__DIRECTIVE__. Show every line below where "money" can be found.

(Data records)
▬▬▬▬▬▬

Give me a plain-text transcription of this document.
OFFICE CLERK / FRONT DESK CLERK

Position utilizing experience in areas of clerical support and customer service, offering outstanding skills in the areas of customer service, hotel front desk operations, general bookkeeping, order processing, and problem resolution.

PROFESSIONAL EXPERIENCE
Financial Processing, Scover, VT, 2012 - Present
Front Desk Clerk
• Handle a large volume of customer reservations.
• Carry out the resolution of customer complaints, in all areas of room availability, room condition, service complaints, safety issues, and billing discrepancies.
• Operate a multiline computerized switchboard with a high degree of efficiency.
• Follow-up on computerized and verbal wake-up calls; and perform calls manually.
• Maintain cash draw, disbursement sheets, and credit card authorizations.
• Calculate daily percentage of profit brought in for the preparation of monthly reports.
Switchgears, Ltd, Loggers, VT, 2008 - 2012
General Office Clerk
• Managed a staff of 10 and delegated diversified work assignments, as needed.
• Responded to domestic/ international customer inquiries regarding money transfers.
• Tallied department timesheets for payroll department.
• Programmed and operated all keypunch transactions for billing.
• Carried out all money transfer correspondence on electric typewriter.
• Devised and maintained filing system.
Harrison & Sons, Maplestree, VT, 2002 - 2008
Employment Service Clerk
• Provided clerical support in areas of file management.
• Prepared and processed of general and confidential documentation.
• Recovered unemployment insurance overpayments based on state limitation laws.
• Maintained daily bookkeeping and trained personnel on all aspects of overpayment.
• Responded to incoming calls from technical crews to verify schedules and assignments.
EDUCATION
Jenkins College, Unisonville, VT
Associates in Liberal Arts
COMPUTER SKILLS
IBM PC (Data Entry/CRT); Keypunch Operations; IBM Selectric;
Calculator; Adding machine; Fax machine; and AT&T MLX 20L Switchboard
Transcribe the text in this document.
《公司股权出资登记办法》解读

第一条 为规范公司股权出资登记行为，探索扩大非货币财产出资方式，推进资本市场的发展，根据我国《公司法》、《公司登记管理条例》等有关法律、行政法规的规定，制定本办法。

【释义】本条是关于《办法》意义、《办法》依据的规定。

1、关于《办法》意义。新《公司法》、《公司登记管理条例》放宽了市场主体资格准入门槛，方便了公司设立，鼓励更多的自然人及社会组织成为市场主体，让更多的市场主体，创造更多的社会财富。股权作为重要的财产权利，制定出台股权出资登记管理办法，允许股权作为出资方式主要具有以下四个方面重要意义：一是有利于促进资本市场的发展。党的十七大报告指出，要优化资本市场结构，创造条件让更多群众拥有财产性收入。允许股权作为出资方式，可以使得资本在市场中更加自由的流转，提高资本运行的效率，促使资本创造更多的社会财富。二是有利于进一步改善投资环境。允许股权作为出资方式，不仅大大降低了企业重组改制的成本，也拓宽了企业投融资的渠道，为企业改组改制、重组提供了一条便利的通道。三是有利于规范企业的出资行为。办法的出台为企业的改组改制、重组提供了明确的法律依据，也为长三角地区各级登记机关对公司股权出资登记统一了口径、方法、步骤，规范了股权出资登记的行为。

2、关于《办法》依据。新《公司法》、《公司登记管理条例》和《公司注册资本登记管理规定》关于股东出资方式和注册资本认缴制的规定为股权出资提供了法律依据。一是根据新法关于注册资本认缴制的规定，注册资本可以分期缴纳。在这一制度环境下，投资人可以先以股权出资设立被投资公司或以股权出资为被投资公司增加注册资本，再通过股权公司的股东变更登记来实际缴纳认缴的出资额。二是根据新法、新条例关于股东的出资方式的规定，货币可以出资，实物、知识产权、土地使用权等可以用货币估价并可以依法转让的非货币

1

▬▬▬▬▬▬

__TASK OUTPUT__.
• Responded to domestic/ international customer inquiries regarding money transfers.
• Carried out all money transfer correspondence on electric typewriter.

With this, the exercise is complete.